### Exercise goal
Quote all lines below exactly. Images stay out.

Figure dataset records

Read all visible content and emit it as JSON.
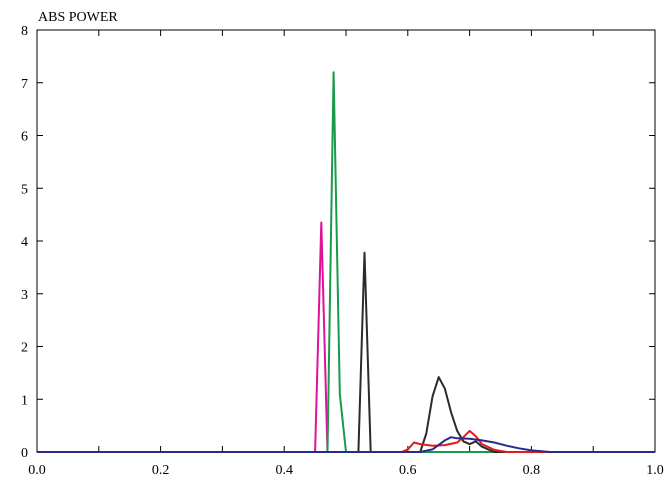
{
  "chart_data": {
    "type": "line",
    "title": "ABS POWER",
    "xlabel": "",
    "ylabel": "",
    "xlim": [
      0.0,
      1.0
    ],
    "ylim": [
      0,
      8
    ],
    "x_ticks": [
      0.0,
      0.2,
      0.4,
      0.6,
      0.8,
      1.0
    ],
    "x_tick_labels": [
      "0.0",
      "0.2",
      "0.4",
      "0.6",
      "0.8",
      "1.0"
    ],
    "y_ticks": [
      0,
      1,
      2,
      3,
      4,
      5,
      6,
      7,
      8
    ],
    "y_tick_labels": [
      "0",
      "1",
      "2",
      "3",
      "4",
      "5",
      "6",
      "7",
      "8"
    ],
    "grid": false,
    "legend": "none",
    "series": [
      {
        "color": "#e0109a",
        "points": [
          [
            0.0,
            0
          ],
          [
            0.45,
            0
          ],
          [
            0.46,
            4.35
          ],
          [
            0.47,
            0
          ],
          [
            1.0,
            0
          ]
        ]
      },
      {
        "color": "#1a9a4a",
        "points": [
          [
            0.0,
            0
          ],
          [
            0.47,
            0
          ],
          [
            0.48,
            7.2
          ],
          [
            0.49,
            1.1
          ],
          [
            0.5,
            0
          ],
          [
            1.0,
            0
          ]
        ]
      },
      {
        "color": "#2b2b2b",
        "points": [
          [
            0.0,
            0
          ],
          [
            0.52,
            0
          ],
          [
            0.53,
            3.78
          ],
          [
            0.54,
            0
          ],
          [
            0.62,
            0
          ],
          [
            0.63,
            0.35
          ],
          [
            0.64,
            1.05
          ],
          [
            0.65,
            1.42
          ],
          [
            0.66,
            1.2
          ],
          [
            0.67,
            0.75
          ],
          [
            0.68,
            0.4
          ],
          [
            0.69,
            0.2
          ],
          [
            0.7,
            0.15
          ],
          [
            0.71,
            0.2
          ],
          [
            0.72,
            0.1
          ],
          [
            0.74,
            0
          ],
          [
            1.0,
            0
          ]
        ]
      },
      {
        "color": "#e41a1a",
        "points": [
          [
            0.0,
            0
          ],
          [
            0.59,
            0
          ],
          [
            0.6,
            0.05
          ],
          [
            0.61,
            0.18
          ],
          [
            0.62,
            0.15
          ],
          [
            0.64,
            0.12
          ],
          [
            0.66,
            0.13
          ],
          [
            0.68,
            0.18
          ],
          [
            0.69,
            0.28
          ],
          [
            0.7,
            0.4
          ],
          [
            0.71,
            0.3
          ],
          [
            0.72,
            0.15
          ],
          [
            0.74,
            0.04
          ],
          [
            0.76,
            0
          ],
          [
            1.0,
            0
          ]
        ]
      },
      {
        "color": "#2a2a8c",
        "points": [
          [
            0.0,
            0
          ],
          [
            0.62,
            0
          ],
          [
            0.64,
            0.05
          ],
          [
            0.66,
            0.22
          ],
          [
            0.67,
            0.28
          ],
          [
            0.68,
            0.26
          ],
          [
            0.7,
            0.25
          ],
          [
            0.72,
            0.22
          ],
          [
            0.74,
            0.18
          ],
          [
            0.76,
            0.12
          ],
          [
            0.78,
            0.07
          ],
          [
            0.8,
            0.03
          ],
          [
            0.83,
            0
          ],
          [
            1.0,
            0
          ]
        ]
      }
    ]
  }
}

### Result of this task
Read all visible content and emit it as JSON.
{
  "chart_data": {
    "type": "line",
    "title": "ABS POWER",
    "xlabel": "",
    "ylabel": "",
    "xlim": [
      0.0,
      1.0
    ],
    "ylim": [
      0,
      8
    ],
    "x_ticks": [
      0.0,
      0.2,
      0.4,
      0.6,
      0.8,
      1.0
    ],
    "x_tick_labels": [
      "0.0",
      "0.2",
      "0.4",
      "0.6",
      "0.8",
      "1.0"
    ],
    "y_ticks": [
      0,
      1,
      2,
      3,
      4,
      5,
      6,
      7,
      8
    ],
    "y_tick_labels": [
      "0",
      "1",
      "2",
      "3",
      "4",
      "5",
      "6",
      "7",
      "8"
    ],
    "grid": false,
    "legend": "none",
    "series": [
      {
        "color": "#e0109a",
        "points": [
          [
            0.0,
            0
          ],
          [
            0.45,
            0
          ],
          [
            0.46,
            4.35
          ],
          [
            0.47,
            0
          ],
          [
            1.0,
            0
          ]
        ]
      },
      {
        "color": "#1a9a4a",
        "points": [
          [
            0.0,
            0
          ],
          [
            0.47,
            0
          ],
          [
            0.48,
            7.2
          ],
          [
            0.49,
            1.1
          ],
          [
            0.5,
            0
          ],
          [
            1.0,
            0
          ]
        ]
      },
      {
        "color": "#2b2b2b",
        "points": [
          [
            0.0,
            0
          ],
          [
            0.52,
            0
          ],
          [
            0.53,
            3.78
          ],
          [
            0.54,
            0
          ],
          [
            0.62,
            0
          ],
          [
            0.63,
            0.35
          ],
          [
            0.64,
            1.05
          ],
          [
            0.65,
            1.42
          ],
          [
            0.66,
            1.2
          ],
          [
            0.67,
            0.75
          ],
          [
            0.68,
            0.4
          ],
          [
            0.69,
            0.2
          ],
          [
            0.7,
            0.15
          ],
          [
            0.71,
            0.2
          ],
          [
            0.72,
            0.1
          ],
          [
            0.74,
            0
          ],
          [
            1.0,
            0
          ]
        ]
      },
      {
        "color": "#e41a1a",
        "points": [
          [
            0.0,
            0
          ],
          [
            0.59,
            0
          ],
          [
            0.6,
            0.05
          ],
          [
            0.61,
            0.18
          ],
          [
            0.62,
            0.15
          ],
          [
            0.64,
            0.12
          ],
          [
            0.66,
            0.13
          ],
          [
            0.68,
            0.18
          ],
          [
            0.69,
            0.28
          ],
          [
            0.7,
            0.4
          ],
          [
            0.71,
            0.3
          ],
          [
            0.72,
            0.15
          ],
          [
            0.74,
            0.04
          ],
          [
            0.76,
            0
          ],
          [
            1.0,
            0
          ]
        ]
      },
      {
        "color": "#2a2a8c",
        "points": [
          [
            0.0,
            0
          ],
          [
            0.62,
            0
          ],
          [
            0.64,
            0.05
          ],
          [
            0.66,
            0.22
          ],
          [
            0.67,
            0.28
          ],
          [
            0.68,
            0.26
          ],
          [
            0.7,
            0.25
          ],
          [
            0.72,
            0.22
          ],
          [
            0.74,
            0.18
          ],
          [
            0.76,
            0.12
          ],
          [
            0.78,
            0.07
          ],
          [
            0.8,
            0.03
          ],
          [
            0.83,
            0
          ],
          [
            1.0,
            0
          ]
        ]
      }
    ]
  }
}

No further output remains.